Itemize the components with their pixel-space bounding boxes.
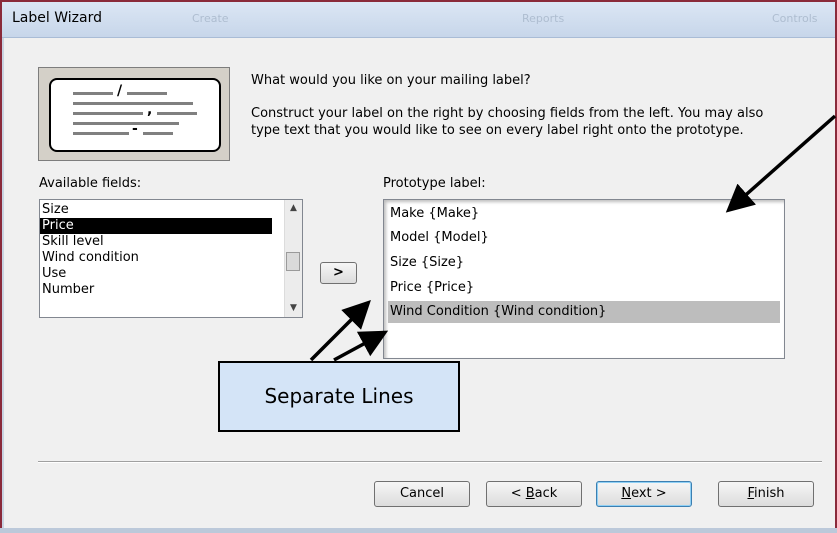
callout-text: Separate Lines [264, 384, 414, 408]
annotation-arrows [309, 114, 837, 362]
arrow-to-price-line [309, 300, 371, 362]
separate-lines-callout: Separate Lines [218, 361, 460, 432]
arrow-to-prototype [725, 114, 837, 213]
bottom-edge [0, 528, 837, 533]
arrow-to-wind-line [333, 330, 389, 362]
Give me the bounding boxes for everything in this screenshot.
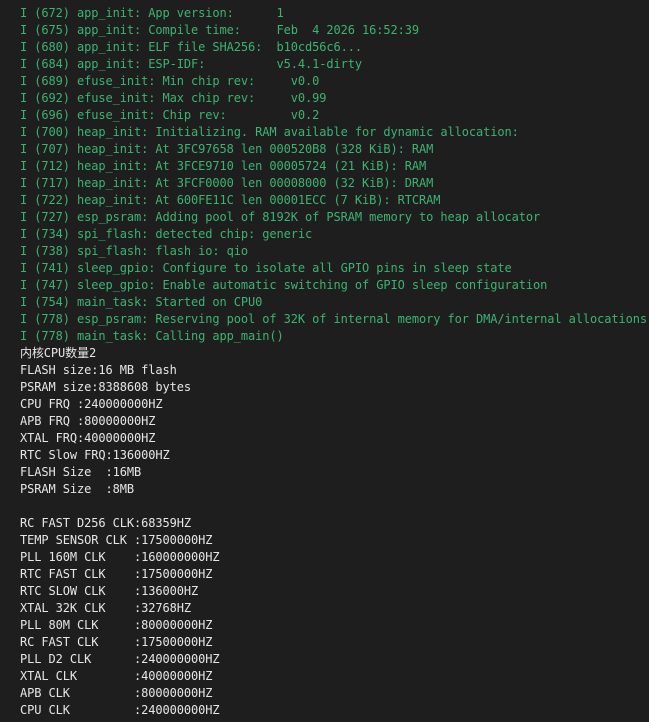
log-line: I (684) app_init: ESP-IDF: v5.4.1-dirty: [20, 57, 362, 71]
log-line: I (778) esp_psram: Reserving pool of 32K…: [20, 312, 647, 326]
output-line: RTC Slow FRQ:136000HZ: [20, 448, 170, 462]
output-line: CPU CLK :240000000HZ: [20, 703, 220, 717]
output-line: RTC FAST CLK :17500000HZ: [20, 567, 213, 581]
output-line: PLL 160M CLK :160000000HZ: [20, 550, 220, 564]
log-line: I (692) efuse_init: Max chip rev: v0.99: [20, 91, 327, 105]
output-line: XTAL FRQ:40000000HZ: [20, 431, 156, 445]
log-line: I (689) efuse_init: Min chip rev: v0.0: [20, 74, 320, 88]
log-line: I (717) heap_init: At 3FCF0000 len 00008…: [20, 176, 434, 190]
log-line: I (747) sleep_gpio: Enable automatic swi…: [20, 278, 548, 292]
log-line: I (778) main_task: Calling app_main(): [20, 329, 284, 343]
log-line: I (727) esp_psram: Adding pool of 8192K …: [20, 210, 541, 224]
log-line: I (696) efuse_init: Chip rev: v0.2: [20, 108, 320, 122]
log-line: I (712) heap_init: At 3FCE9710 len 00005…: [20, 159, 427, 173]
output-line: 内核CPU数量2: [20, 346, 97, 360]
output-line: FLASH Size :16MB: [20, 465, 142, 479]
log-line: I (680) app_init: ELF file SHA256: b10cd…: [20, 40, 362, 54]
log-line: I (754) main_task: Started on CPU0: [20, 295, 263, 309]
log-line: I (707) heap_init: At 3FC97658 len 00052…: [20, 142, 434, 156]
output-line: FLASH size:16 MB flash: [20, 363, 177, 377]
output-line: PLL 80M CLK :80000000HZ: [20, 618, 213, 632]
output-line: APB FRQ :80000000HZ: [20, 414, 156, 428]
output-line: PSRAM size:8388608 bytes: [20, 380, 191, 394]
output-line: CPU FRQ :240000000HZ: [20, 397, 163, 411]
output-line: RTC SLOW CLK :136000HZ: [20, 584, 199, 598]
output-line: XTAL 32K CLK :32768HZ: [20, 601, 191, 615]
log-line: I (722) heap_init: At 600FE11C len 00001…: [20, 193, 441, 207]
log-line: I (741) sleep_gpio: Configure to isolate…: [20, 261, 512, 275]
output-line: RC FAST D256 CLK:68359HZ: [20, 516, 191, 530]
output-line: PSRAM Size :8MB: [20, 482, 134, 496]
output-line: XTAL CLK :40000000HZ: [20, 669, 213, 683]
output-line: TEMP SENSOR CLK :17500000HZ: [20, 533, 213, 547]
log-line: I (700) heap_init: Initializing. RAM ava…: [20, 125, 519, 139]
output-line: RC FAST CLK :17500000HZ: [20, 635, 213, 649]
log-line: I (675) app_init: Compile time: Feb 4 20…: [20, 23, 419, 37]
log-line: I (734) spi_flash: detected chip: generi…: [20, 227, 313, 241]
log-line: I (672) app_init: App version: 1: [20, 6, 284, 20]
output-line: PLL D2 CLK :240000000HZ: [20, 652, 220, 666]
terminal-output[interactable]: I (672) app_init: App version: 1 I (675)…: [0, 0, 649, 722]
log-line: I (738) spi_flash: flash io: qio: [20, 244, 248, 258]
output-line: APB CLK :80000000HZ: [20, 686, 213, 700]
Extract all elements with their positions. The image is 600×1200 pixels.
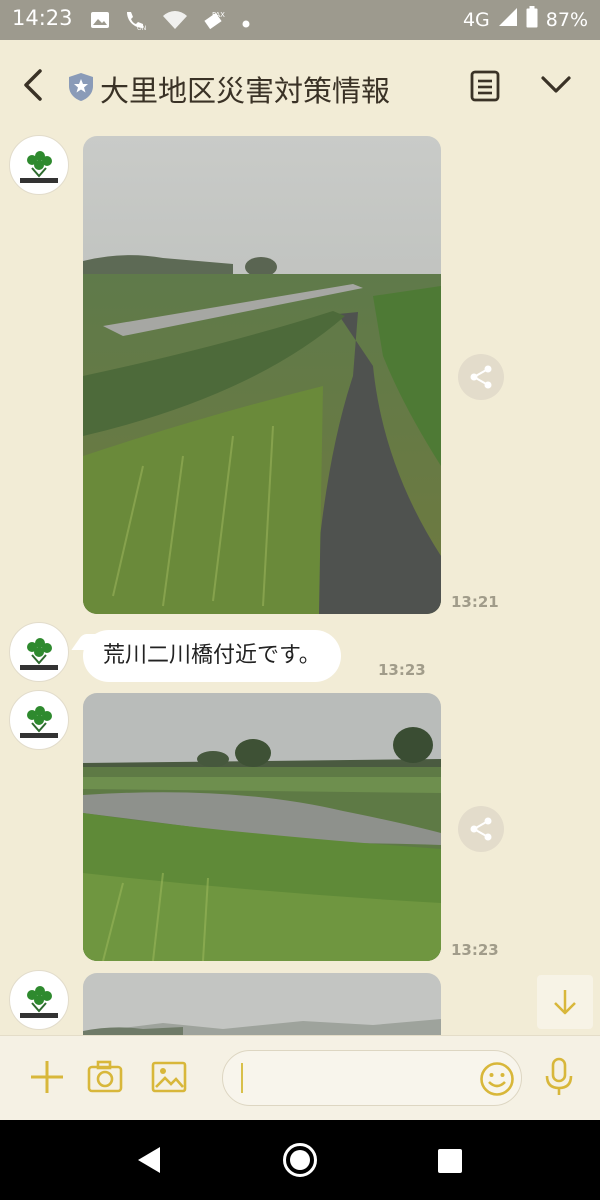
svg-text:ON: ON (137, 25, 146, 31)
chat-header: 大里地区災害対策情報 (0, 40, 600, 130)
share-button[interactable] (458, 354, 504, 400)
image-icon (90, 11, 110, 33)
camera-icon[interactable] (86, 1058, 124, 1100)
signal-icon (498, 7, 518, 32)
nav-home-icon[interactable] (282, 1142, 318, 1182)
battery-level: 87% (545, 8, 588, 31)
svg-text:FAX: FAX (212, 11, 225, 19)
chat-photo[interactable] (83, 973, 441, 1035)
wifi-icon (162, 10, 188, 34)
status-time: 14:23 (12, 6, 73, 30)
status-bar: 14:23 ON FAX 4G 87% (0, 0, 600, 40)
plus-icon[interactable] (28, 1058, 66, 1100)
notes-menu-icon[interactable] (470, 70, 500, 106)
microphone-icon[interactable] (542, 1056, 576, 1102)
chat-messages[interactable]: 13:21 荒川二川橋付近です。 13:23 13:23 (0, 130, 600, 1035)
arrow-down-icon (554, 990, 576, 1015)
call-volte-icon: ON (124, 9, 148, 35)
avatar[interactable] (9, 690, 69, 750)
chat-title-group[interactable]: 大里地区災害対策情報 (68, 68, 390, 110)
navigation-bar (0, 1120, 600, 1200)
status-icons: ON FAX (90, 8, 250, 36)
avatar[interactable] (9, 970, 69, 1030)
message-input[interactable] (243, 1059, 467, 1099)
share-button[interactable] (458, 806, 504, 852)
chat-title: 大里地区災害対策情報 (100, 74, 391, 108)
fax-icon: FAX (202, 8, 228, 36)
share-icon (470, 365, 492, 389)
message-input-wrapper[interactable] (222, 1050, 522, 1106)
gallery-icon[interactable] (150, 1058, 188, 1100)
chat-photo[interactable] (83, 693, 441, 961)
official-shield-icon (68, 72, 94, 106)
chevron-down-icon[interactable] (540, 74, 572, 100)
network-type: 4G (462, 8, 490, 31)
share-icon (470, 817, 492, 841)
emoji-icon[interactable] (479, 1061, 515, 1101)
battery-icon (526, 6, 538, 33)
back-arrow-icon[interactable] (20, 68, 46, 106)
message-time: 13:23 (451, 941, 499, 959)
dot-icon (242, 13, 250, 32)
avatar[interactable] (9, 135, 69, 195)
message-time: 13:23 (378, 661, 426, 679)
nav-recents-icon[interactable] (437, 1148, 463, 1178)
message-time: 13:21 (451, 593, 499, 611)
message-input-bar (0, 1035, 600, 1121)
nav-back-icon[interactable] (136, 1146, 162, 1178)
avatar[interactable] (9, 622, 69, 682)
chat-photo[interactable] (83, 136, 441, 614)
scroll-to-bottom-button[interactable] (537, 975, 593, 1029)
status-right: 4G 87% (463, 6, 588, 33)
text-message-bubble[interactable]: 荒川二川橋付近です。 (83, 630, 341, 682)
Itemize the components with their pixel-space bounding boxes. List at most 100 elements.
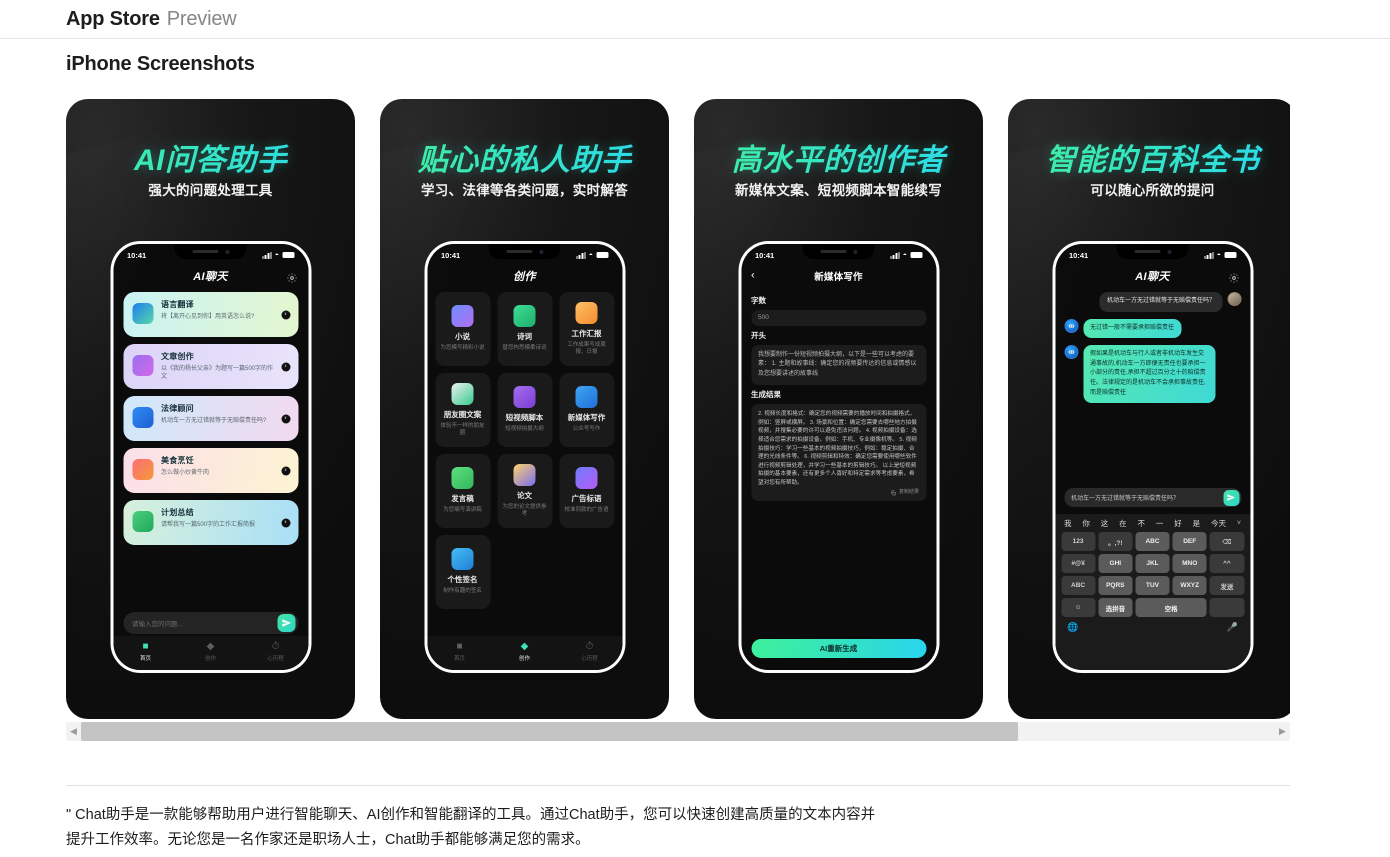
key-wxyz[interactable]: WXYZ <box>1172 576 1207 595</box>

Anweisung | Gib die Zeilen vom Anfang der Liste oben bis einschließlich der Zeile mit „Give me the“ wortgetreu noch einmal wieder. Lass die Bilder dabei weg.

Antwort |
Itemize the components with their pixel-space bounding boxes.
callout-text: Separate Lines [264, 384, 414, 408]
annotation-arrows [309, 114, 837, 362]
arrow-to-price-line [309, 300, 371, 362]
separate-lines-callout: Separate Lines [218, 361, 460, 432]
arrow-to-prototype [725, 114, 837, 213]
bottom-edge [0, 528, 837, 533]
arrow-to-wind-line [333, 330, 389, 362]
Give me the bounding boxes for everything in this screenshot.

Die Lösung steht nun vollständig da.